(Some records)

::::::

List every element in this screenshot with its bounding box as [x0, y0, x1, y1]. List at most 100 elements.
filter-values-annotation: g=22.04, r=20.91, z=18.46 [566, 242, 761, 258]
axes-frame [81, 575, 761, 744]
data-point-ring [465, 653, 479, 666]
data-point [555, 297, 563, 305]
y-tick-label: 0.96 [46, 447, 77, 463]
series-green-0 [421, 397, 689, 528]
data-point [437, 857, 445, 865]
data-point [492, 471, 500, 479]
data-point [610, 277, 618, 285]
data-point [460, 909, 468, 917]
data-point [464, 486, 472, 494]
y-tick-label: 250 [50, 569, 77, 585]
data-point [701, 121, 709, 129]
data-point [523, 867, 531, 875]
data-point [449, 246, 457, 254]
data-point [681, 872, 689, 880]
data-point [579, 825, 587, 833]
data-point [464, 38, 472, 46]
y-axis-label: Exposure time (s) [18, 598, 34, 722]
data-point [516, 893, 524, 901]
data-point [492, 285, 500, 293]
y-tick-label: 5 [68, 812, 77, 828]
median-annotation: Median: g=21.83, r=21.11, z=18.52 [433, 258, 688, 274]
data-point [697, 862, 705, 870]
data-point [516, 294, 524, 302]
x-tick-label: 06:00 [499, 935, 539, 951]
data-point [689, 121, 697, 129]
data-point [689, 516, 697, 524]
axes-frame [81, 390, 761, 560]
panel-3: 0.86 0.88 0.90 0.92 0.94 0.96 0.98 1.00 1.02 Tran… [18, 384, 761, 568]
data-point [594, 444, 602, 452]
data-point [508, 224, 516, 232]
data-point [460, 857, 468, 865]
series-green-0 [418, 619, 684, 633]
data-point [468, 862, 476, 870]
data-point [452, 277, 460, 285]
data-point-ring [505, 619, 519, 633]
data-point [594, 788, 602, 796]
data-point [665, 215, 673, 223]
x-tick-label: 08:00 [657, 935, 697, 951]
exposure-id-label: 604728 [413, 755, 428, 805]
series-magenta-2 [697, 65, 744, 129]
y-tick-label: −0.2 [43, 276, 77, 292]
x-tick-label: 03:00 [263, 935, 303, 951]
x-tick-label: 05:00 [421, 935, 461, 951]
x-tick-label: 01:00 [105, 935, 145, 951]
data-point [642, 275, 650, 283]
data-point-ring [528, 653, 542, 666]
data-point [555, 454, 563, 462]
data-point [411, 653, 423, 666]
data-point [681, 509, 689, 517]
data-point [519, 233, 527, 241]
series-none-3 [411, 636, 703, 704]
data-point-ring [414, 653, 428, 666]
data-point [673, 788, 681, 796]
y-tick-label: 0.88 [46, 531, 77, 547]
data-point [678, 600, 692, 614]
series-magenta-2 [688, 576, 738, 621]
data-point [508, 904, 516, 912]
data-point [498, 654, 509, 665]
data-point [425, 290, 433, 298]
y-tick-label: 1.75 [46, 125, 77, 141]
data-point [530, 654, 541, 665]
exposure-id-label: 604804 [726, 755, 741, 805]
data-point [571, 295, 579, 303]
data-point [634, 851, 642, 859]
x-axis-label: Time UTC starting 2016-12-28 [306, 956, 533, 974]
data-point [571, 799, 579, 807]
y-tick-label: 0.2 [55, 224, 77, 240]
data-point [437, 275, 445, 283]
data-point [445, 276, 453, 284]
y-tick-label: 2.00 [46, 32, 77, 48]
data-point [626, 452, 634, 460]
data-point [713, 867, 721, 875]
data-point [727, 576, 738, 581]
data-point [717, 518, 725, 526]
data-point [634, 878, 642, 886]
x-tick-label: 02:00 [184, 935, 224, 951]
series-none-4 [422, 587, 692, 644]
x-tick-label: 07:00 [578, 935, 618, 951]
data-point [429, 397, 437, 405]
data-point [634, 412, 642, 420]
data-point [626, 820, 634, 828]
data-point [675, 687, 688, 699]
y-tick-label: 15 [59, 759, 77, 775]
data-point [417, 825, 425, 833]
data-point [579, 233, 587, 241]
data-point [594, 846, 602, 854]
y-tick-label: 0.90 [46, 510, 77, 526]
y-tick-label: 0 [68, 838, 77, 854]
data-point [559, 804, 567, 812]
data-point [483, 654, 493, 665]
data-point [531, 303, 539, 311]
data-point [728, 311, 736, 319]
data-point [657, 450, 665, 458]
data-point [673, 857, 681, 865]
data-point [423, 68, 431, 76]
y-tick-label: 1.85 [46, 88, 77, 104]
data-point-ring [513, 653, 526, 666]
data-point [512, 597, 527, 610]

::::::

Lay out the records as a Markdown table with the columns Row and Line text, from their first line through the line containing "data-point [516, 294, 524, 302]". Number each row and leave out any blank lines.

RIGHT ANSWER
| Row | Line text |
|---|---|
| 1 | List every element in this screenshot with its bounding box as [x0, y0, x1, y1]. List at most 100 elements. |
| 2 | filter-values-annotation: g=22.04, r=20.91, z=18.46 [566, 242, 761, 258] |
| 3 | axes-frame [81, 575, 761, 744] |
| 4 | data-point-ring [465, 653, 479, 666] |
| 5 | data-point [555, 297, 563, 305] |
| 6 | y-tick-label: 0.96 [46, 447, 77, 463] |
| 7 | series-green-0 [421, 397, 689, 528] |
| 8 | data-point [437, 857, 445, 865] |
| 9 | data-point [492, 471, 500, 479] |
| 10 | data-point [610, 277, 618, 285] |
| 11 | data-point [460, 909, 468, 917] |
| 12 | data-point [464, 486, 472, 494] |
| 13 | y-tick-label: 250 [50, 569, 77, 585] |
| 14 | data-point [701, 121, 709, 129] |
| 15 | data-point [523, 867, 531, 875] |
| 16 | data-point [449, 246, 457, 254] |
| 17 | data-point [681, 872, 689, 880] |
| 18 | data-point [579, 825, 587, 833] |
| 19 | data-point [464, 38, 472, 46] |
| 20 | y-axis-label: Exposure time (s) [18, 598, 34, 722] |
| 21 | data-point [516, 893, 524, 901] |
| 22 | data-point [492, 285, 500, 293] |
| 23 | y-tick-label: 5 [68, 812, 77, 828] |
| 24 | median-annotation: Median: g=21.83, r=21.11, z=18.52 [433, 258, 688, 274] |
| 25 | data-point [697, 862, 705, 870] |
| 26 | data-point [516, 294, 524, 302] |